[Start of INPUT ROWS]
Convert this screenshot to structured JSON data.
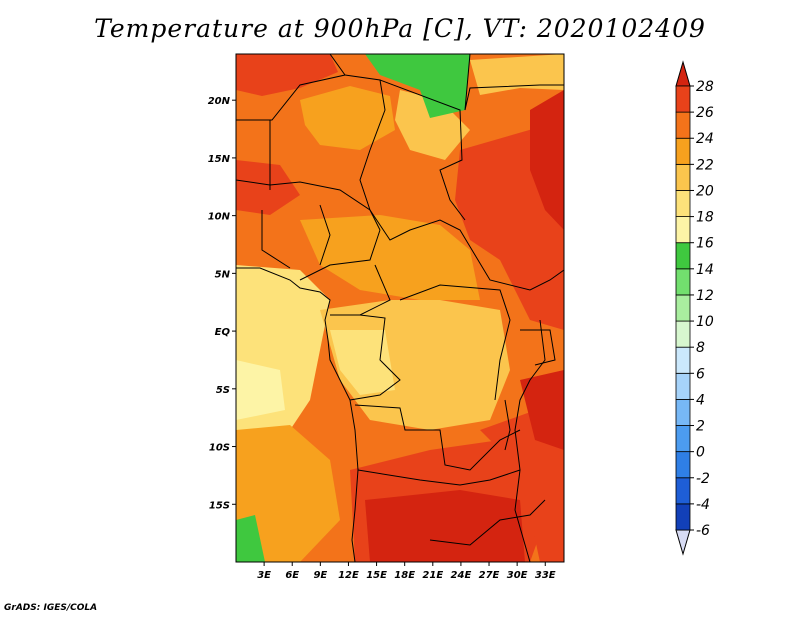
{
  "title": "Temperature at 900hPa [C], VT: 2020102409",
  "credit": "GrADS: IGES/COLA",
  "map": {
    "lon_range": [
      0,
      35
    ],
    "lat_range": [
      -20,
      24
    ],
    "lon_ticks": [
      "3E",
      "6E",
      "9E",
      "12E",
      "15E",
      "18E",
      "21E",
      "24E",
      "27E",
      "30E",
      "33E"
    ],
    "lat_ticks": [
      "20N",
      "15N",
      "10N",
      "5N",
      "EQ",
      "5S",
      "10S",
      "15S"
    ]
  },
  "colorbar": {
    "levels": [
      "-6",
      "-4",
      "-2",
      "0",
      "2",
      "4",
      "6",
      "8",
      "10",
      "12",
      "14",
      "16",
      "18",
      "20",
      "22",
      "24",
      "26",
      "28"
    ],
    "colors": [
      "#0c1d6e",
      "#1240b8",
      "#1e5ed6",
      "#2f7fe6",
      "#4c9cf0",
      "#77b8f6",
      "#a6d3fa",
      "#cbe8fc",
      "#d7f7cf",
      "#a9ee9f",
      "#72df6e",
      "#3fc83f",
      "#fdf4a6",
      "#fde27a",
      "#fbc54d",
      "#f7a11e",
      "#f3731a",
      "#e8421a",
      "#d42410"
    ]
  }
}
[End of INPUT ROWS]
◆ WRITTEN EXERCISE ◆
Transcribe all of the material exactly, leaving out whatever pictures it contains.

◆ FINAL RESULT ◆
Convert this screenshot to structured JSON data.
{
  "title": "Temperature at 900hPa [C], VT: 2020102409",
  "credit": "GrADS: IGES/COLA",
  "map": {
    "lon_range": [
      0,
      35
    ],
    "lat_range": [
      -20,
      24
    ],
    "lon_ticks": [
      "3E",
      "6E",
      "9E",
      "12E",
      "15E",
      "18E",
      "21E",
      "24E",
      "27E",
      "30E",
      "33E"
    ],
    "lat_ticks": [
      "20N",
      "15N",
      "10N",
      "5N",
      "EQ",
      "5S",
      "10S",
      "15S"
    ]
  },
  "colorbar": {
    "levels": [
      "-6",
      "-4",
      "-2",
      "0",
      "2",
      "4",
      "6",
      "8",
      "10",
      "12",
      "14",
      "16",
      "18",
      "20",
      "22",
      "24",
      "26",
      "28"
    ],
    "colors": [
      "#0c1d6e",
      "#1240b8",
      "#1e5ed6",
      "#2f7fe6",
      "#4c9cf0",
      "#77b8f6",
      "#a6d3fa",
      "#cbe8fc",
      "#d7f7cf",
      "#a9ee9f",
      "#72df6e",
      "#3fc83f",
      "#fdf4a6",
      "#fde27a",
      "#fbc54d",
      "#f7a11e",
      "#f3731a",
      "#e8421a",
      "#d42410"
    ]
  }
}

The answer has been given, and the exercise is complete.